Input data -
※
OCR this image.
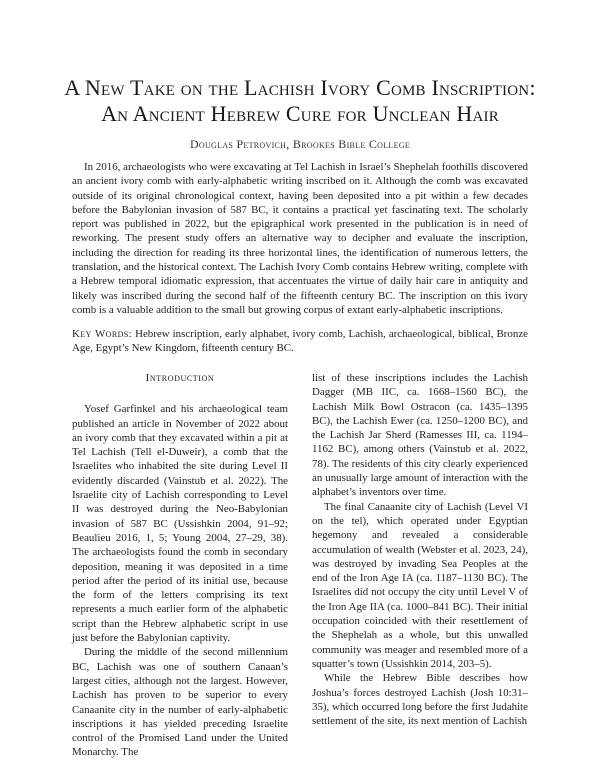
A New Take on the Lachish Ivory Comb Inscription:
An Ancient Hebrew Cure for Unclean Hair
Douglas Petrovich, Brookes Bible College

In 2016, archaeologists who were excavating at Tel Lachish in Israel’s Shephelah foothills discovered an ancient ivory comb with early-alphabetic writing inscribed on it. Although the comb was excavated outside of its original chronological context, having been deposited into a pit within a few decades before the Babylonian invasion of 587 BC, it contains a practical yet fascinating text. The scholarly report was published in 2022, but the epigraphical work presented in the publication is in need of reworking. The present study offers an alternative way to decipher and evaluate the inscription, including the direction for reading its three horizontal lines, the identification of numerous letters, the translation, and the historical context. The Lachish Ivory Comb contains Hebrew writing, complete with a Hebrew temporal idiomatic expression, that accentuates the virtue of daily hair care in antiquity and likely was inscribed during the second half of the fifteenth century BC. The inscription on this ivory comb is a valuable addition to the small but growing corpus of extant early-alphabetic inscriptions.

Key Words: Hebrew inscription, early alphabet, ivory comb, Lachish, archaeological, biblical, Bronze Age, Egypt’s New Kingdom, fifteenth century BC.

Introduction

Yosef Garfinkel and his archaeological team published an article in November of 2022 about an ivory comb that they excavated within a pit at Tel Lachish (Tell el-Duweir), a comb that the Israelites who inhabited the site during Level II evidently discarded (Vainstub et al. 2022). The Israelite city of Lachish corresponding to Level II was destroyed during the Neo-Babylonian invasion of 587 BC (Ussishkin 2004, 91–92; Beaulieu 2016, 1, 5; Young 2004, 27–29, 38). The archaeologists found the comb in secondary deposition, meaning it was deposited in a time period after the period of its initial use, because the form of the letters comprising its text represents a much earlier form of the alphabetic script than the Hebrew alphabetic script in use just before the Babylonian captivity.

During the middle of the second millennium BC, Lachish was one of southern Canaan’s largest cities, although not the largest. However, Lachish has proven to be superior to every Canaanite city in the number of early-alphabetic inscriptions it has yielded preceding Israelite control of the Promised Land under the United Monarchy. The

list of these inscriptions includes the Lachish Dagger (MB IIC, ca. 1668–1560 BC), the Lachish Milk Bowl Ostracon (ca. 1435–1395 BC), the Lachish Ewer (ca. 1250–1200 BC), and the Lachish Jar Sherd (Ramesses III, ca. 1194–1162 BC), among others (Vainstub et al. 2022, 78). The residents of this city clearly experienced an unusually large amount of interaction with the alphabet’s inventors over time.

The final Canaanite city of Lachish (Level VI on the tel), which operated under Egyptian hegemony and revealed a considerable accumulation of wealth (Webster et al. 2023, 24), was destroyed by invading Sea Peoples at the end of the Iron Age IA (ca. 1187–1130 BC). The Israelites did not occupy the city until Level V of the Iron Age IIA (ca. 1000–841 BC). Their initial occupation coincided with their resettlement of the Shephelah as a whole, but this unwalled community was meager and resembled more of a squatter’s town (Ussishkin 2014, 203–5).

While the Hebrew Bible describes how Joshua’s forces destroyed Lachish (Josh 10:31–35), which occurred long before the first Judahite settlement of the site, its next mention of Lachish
※
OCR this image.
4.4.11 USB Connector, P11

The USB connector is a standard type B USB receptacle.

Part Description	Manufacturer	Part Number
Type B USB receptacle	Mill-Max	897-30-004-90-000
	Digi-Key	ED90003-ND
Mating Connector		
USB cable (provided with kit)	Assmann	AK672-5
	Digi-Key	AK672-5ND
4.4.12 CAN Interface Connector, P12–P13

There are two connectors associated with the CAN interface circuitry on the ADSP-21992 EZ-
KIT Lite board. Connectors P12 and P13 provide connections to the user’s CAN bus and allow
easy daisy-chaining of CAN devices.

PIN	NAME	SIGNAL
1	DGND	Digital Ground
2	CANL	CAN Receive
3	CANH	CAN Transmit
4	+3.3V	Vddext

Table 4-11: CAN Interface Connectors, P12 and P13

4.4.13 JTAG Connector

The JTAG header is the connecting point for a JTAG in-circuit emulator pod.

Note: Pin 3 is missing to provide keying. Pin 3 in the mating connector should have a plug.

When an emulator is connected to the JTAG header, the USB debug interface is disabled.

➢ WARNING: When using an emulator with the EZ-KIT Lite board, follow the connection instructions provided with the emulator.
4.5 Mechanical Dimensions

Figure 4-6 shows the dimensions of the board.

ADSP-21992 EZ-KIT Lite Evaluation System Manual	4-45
※
Task directions - Where does the word "ADSP" appear? Return each line that holds it.

Output below -
There are two connectors associated with the CAN interface circuitry on the ADSP-21992 EZ-
ADSP-21992 EZ-KIT Lite Evaluation System Manual	4-45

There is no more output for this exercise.